What needs to be done
Repeat the full listing below verbatim and keep the images out.

**** Recorded data

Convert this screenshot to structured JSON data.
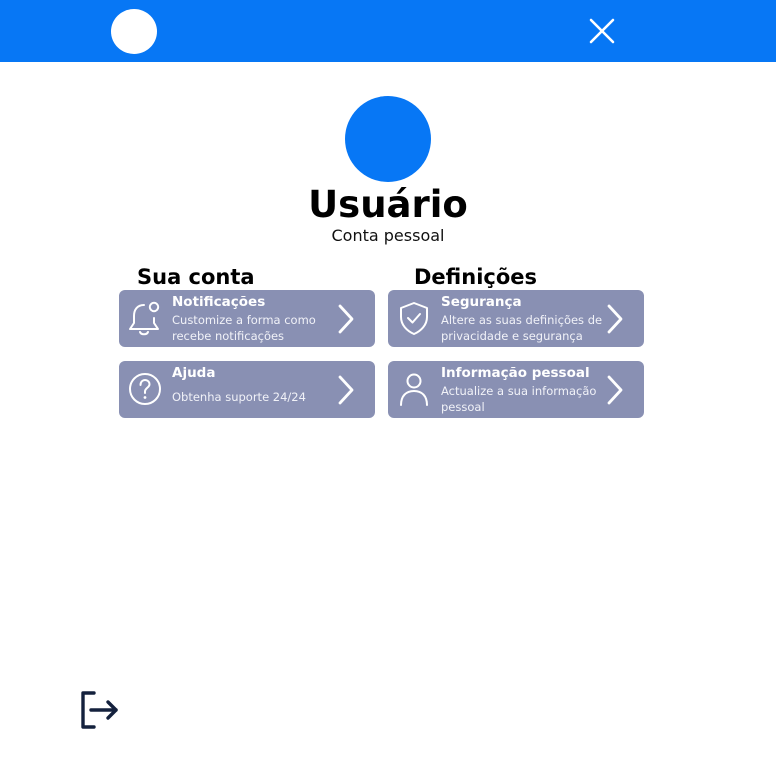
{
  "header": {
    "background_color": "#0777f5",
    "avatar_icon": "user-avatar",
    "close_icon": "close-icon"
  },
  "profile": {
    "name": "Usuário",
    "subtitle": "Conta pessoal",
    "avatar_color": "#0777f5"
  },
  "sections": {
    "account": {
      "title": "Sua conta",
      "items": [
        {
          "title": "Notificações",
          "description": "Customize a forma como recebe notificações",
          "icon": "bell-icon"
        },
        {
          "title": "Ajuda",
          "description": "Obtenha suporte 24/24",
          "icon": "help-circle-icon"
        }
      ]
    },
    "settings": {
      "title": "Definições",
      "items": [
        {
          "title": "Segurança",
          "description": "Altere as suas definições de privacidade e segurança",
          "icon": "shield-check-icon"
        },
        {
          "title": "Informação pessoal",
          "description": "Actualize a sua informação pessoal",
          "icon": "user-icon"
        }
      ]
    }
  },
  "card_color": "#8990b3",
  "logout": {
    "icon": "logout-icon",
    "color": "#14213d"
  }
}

********

Task solution
Convert this screenshot to structured JSON data.
{
  "header": {
    "background_color": "#0777f5",
    "avatar_icon": "user-avatar",
    "close_icon": "close-icon"
  },
  "profile": {
    "name": "Usuário",
    "subtitle": "Conta pessoal",
    "avatar_color": "#0777f5"
  },
  "sections": {
    "account": {
      "title": "Sua conta",
      "items": [
        {
          "title": "Notificações",
          "description": "Customize a forma como recebe notificações",
          "icon": "bell-icon"
        },
        {
          "title": "Ajuda",
          "description": "Obtenha suporte 24/24",
          "icon": "help-circle-icon"
        }
      ]
    },
    "settings": {
      "title": "Definições",
      "items": [
        {
          "title": "Segurança",
          "description": "Altere as suas definições de privacidade e segurança",
          "icon": "shield-check-icon"
        },
        {
          "title": "Informação pessoal",
          "description": "Actualize a sua informação pessoal",
          "icon": "user-icon"
        }
      ]
    }
  },
  "card_color": "#8990b3",
  "logout": {
    "icon": "logout-icon",
    "color": "#14213d"
  }
}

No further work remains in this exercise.